▸ **TASK PROMPT**
Without the pictures, return all of the material exactly as written.
────────────────
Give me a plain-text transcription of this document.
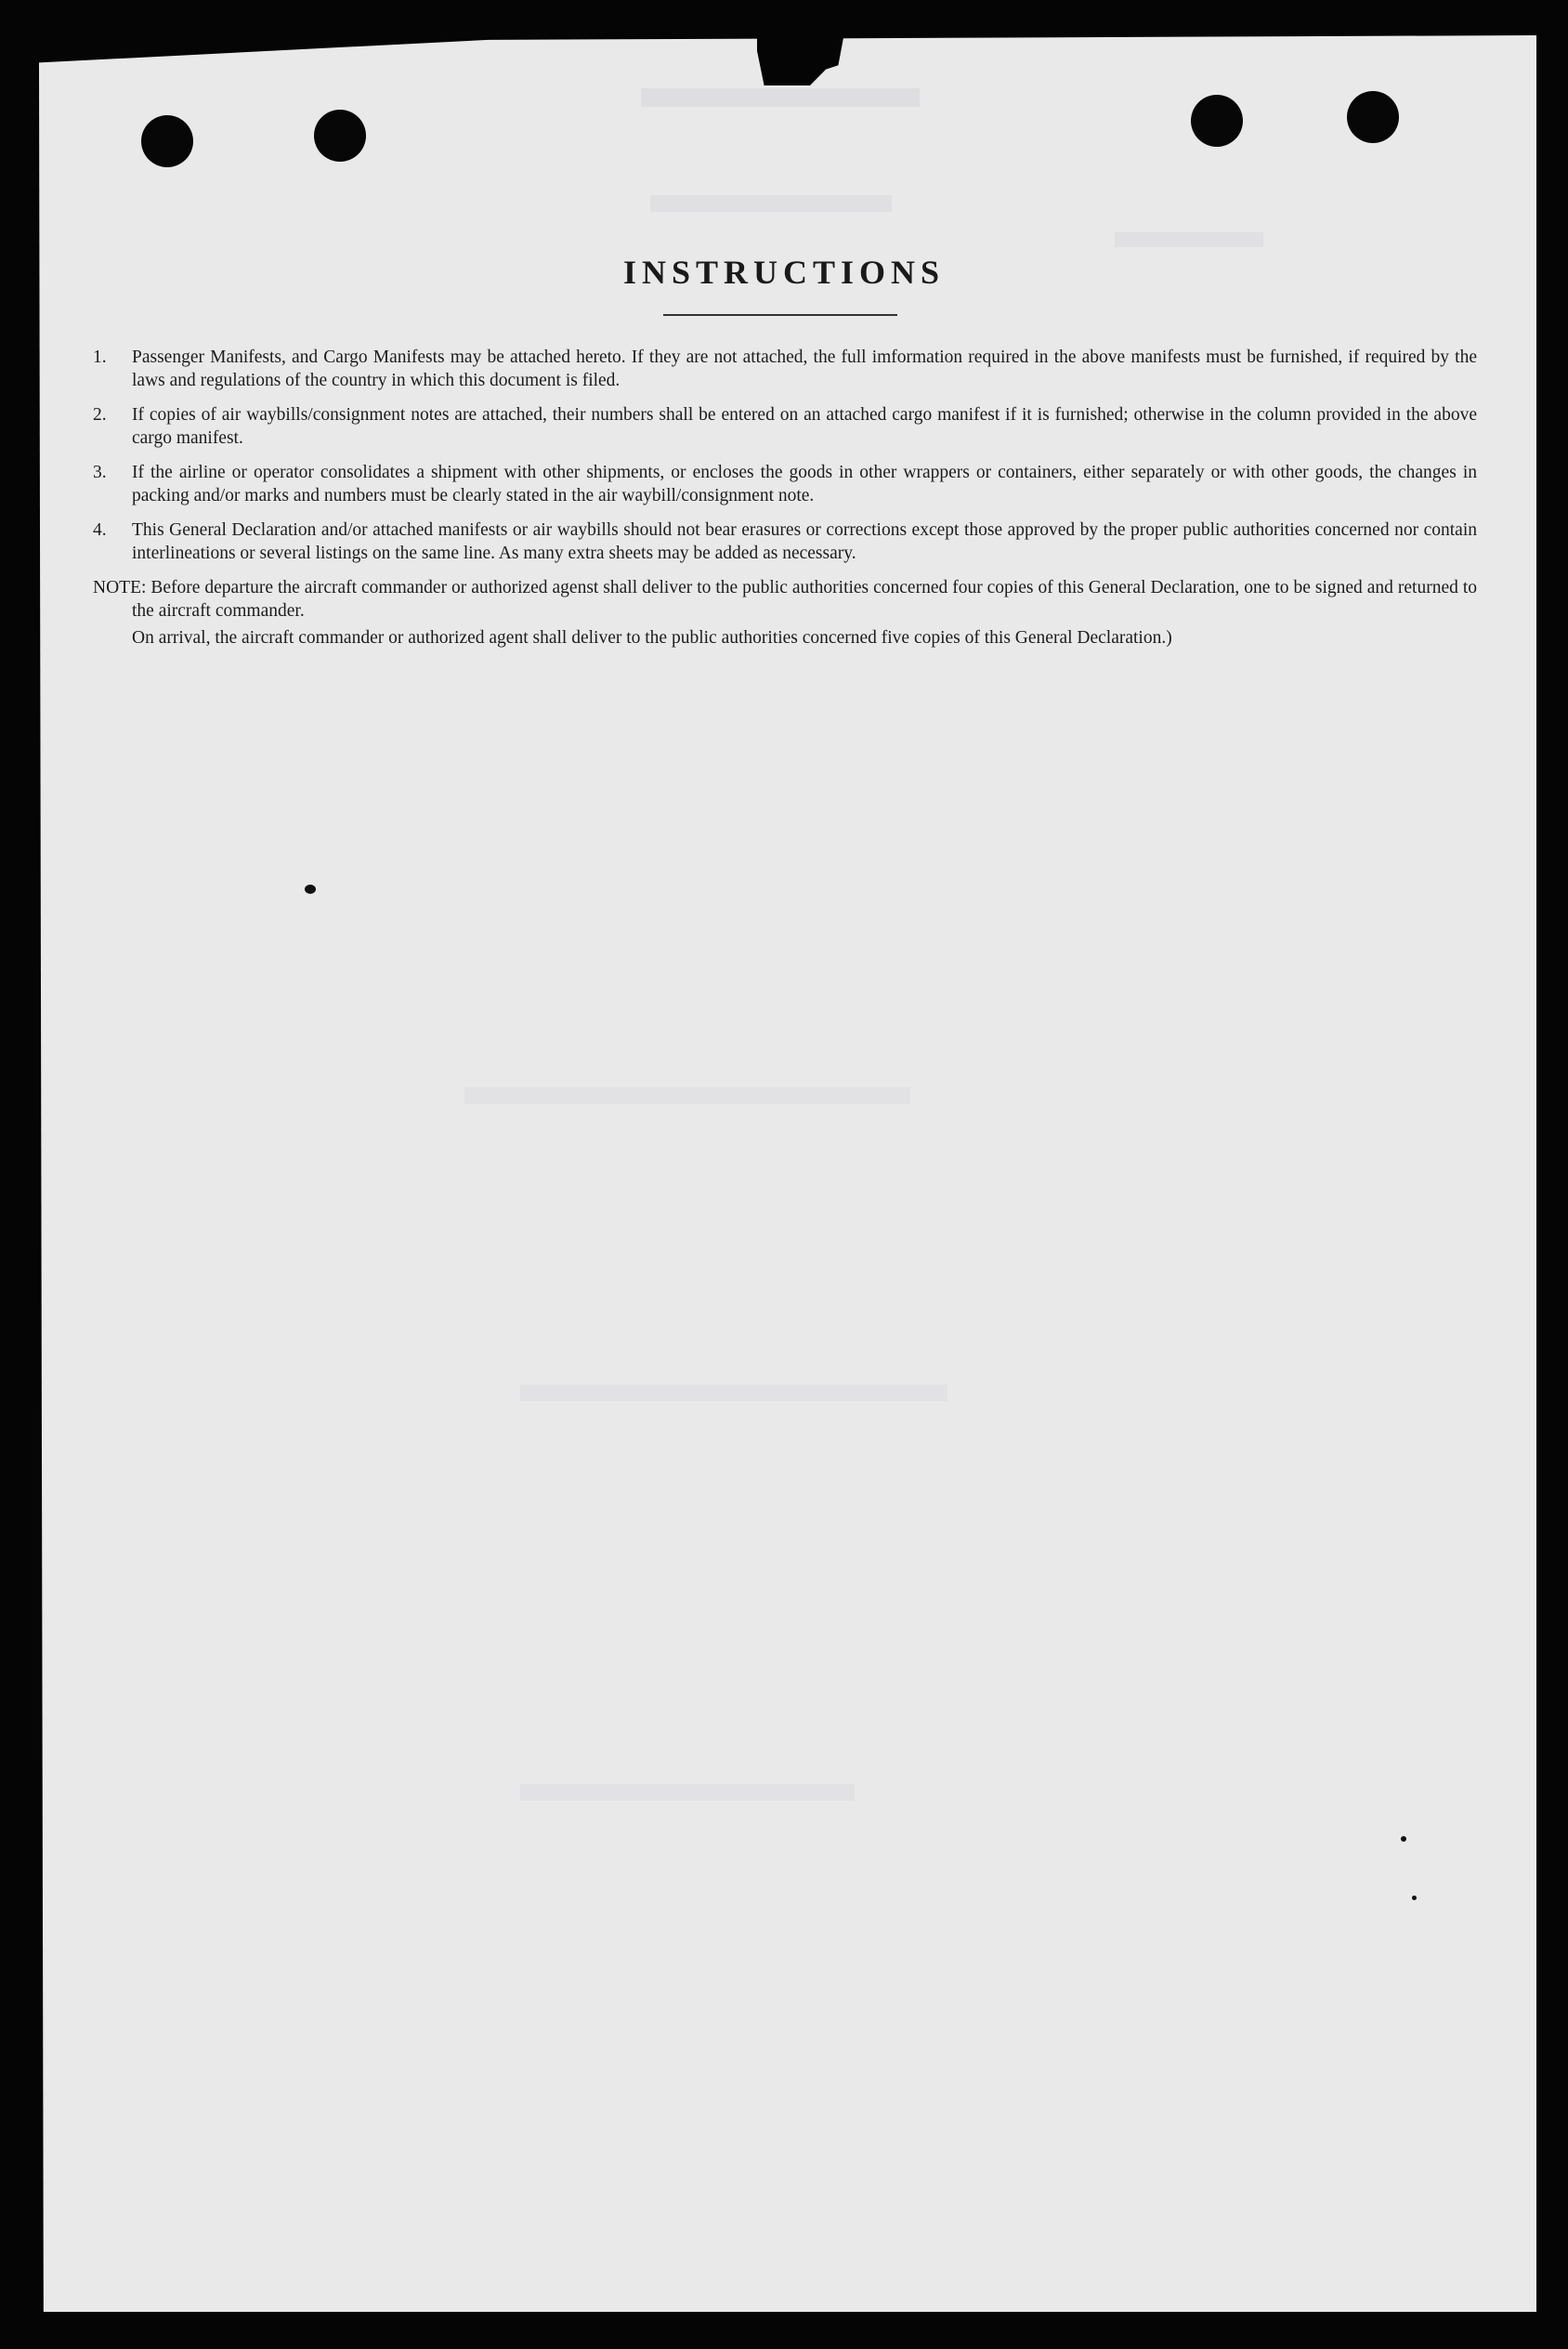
INSTRUCTIONS
1. Passenger Manifests, and Cargo Manifests may be attached hereto. If they are not attached, the full imformation required in the above manifests must be furnished, if required by the laws and regulations of the country in which this document is filed.
2. If copies of air waybills/consignment notes are attached, their numbers shall be entered on an attached cargo manifest if it is furnished; otherwise in the column provided in the above cargo manifest.
3. If the airline or operator consolidates a shipment with other shipments, or encloses the goods in other wrappers or containers, either separately or with other goods, the changes in packing and/or marks and numbers must be clearly stated in the air waybill/consignment note.
4. This General Declaration and/or attached manifests or air waybills should not bear erasures or corrections except those approved by the proper public authorities concerned nor contain interlineations or several listings on the same line. As many extra sheets may be added as necessary.
NOTE: Before departure the aircraft commander or authorized agenst shall deliver to the public authorities concerned four copies of this General Declaration, one to be signed and returned to the aircraft commander.
On arrival, the aircraft commander or authorized agent shall deliver to the public authorities concerned five copies of this General Declaration.)
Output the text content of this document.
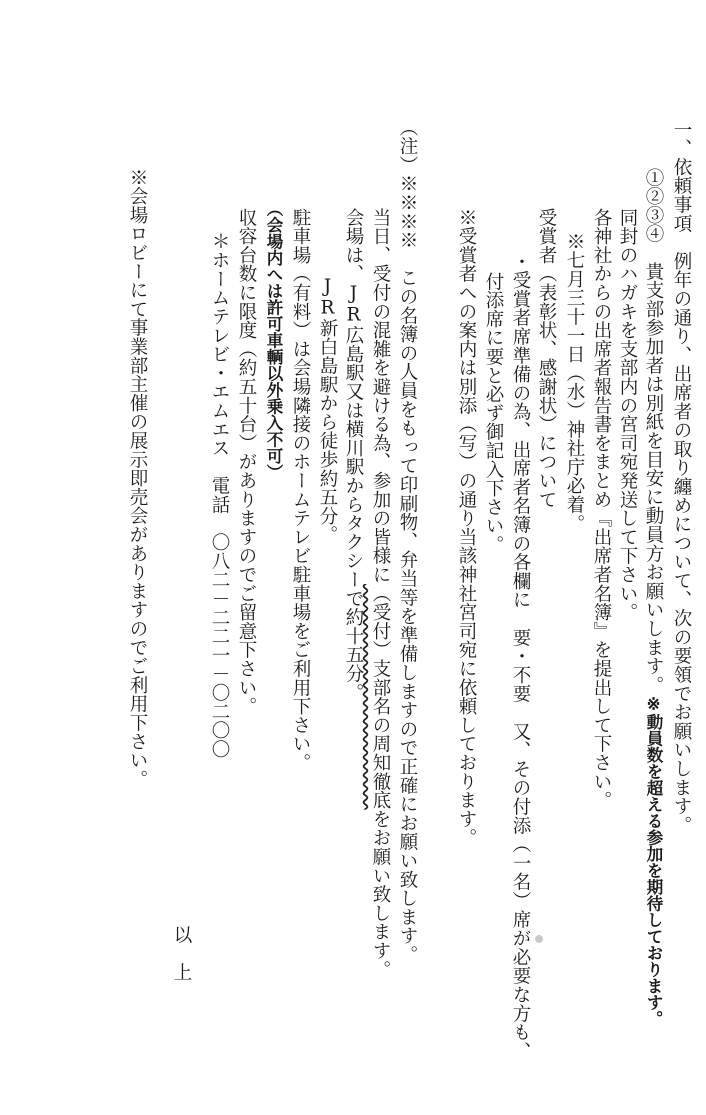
一、依頼事項　例年の通り、出席者の取り纏めについて、次の要領でお願いします。
①②③④　貴支部参加者は別紙を目安に動員方お願いします。※動員数を超える参加を期待しております。
同封のハガキを支部内の宮司宛発送して下さい。
各神社からの出席者報告書をまとめ『出席者名簿』を提出して下さい。
※七月三十一日（水）神社庁必着。
受賞者（表彰状、感謝状）について
・受賞者席準備の為、出席者名簿の各欄に　要・不要　又、その付添（一名）席が必要な方も、
付添席に要と必ず御記入下さい。
※受賞者への案内は別添（写）の通り当該神社宮司宛に依頼しております。
（注）※※※※　この名簿の人員をもって印刷物、弁当等を準備しますので正確にお願い致します。
当日、受付の混雑を避ける為、参加の皆様に（受付）支部名の周知徹底をお願い致します。
会場は、JR広島駅又は横川駅からタクシーで約十五分。
JR新白島駅から徒歩約五分。
駐車場（有料）は会場隣接のホームテレビ駐車場をご利用下さい。
（会場内へは許可車輌以外乗入不可）
収容台数に限度（約五十台）がありますのでご留意下さい。
＊ホームテレビ・エムエス　電話　〇八二－二二一－〇二〇〇
※会場ロビーにて事業部主催の展示即売会がありますのでご利用下さい。
以　上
────────────────
▸ **RESPONSE TO THE EXERCISE**
Give me a plain-text transcription of this document.
INSTRUCTIONS
1. Passenger Manifests, and Cargo Manifests may be attached hereto. If they are not attached, the full imformation required in the above manifests must be furnished, if required by the laws and regulations of the country in which this document is filed.
2. If copies of air waybills/consignment notes are attached, their numbers shall be entered on an attached cargo manifest if it is furnished; otherwise in the column provided in the above cargo manifest.
3. If the airline or operator consolidates a shipment with other shipments, or encloses the goods in other wrappers or containers, either separately or with other goods, the changes in packing and/or marks and numbers must be clearly stated in the air waybill/consignment note.
4. This General Declaration and/or attached manifests or air waybills should not bear erasures or corrections except those approved by the proper public authorities concerned nor contain interlineations or several listings on the same line. As many extra sheets may be added as necessary.
NOTE: Before departure the aircraft commander or authorized agenst shall deliver to the public authorities concerned four copies of this General Declaration, one to be signed and returned to the aircraft commander.
On arrival, the aircraft commander or authorized agent shall deliver to the public authorities concerned five copies of this General Declaration.)
Output the text content of this document.
一、依頼事項　例年の通り、出席者の取り纏めについて、次の要領でお願いします。
①②③④　貴支部参加者は別紙を目安に動員方お願いします。※動員数を超える参加を期待しております。
同封のハガキを支部内の宮司宛発送して下さい。
各神社からの出席者報告書をまとめ『出席者名簿』を提出して下さい。
※七月三十一日（水）神社庁必着。
受賞者（表彰状、感謝状）について
・受賞者席準備の為、出席者名簿の各欄に　要・不要　又、その付添（一名）席が必要な方も、
付添席に要と必ず御記入下さい。
※受賞者への案内は別添（写）の通り当該神社宮司宛に依頼しております。
（注）※※※※　この名簿の人員をもって印刷物、弁当等を準備しますので正確にお願い致します。
当日、受付の混雑を避ける為、参加の皆様に（受付）支部名の周知徹底をお願い致します。
会場は、JR広島駅又は横川駅からタクシーで約十五分。
JR新白島駅から徒歩約五分。
駐車場（有料）は会場隣接のホームテレビ駐車場をご利用下さい。
（会場内へは許可車輌以外乗入不可）
収容台数に限度（約五十台）がありますのでご留意下さい。
＊ホームテレビ・エムエス　電話　〇八二－二二一－〇二〇〇
※会場ロビーにて事業部主催の展示即売会がありますのでご利用下さい。
以　上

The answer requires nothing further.